>> Start Records for this exercise

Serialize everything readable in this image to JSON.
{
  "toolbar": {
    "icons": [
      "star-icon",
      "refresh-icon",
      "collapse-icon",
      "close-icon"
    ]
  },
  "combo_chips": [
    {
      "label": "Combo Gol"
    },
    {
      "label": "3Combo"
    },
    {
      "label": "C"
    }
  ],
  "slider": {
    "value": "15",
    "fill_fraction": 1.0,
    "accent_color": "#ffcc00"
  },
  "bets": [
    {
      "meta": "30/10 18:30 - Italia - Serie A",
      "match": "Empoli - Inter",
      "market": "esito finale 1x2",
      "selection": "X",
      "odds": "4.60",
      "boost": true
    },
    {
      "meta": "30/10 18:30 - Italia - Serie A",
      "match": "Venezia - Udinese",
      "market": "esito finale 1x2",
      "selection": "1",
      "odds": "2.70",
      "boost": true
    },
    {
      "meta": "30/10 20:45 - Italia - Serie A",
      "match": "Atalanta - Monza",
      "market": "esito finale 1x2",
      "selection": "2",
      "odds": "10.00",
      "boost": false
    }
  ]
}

>> End Records for this exercise

### Short exercise
Above are some records. Print them all exactly.

### Reply to the task
Serialize everything readable in this image to JSON.
{
  "toolbar": {
    "icons": [
      "star-icon",
      "refresh-icon",
      "collapse-icon",
      "close-icon"
    ]
  },
  "combo_chips": [
    {
      "label": "Combo Gol"
    },
    {
      "label": "3Combo"
    },
    {
      "label": "C"
    }
  ],
  "slider": {
    "value": "15",
    "fill_fraction": 1.0,
    "accent_color": "#ffcc00"
  },
  "bets": [
    {
      "meta": "30/10 18:30 - Italia - Serie A",
      "match": "Empoli - Inter",
      "market": "esito finale 1x2",
      "selection": "X",
      "odds": "4.60",
      "boost": true
    },
    {
      "meta": "30/10 18:30 - Italia - Serie A",
      "match": "Venezia - Udinese",
      "market": "esito finale 1x2",
      "selection": "1",
      "odds": "2.70",
      "boost": true
    },
    {
      "meta": "30/10 20:45 - Italia - Serie A",
      "match": "Atalanta - Monza",
      "market": "esito finale 1x2",
      "selection": "2",
      "odds": "10.00",
      "boost": false
    }
  ]
}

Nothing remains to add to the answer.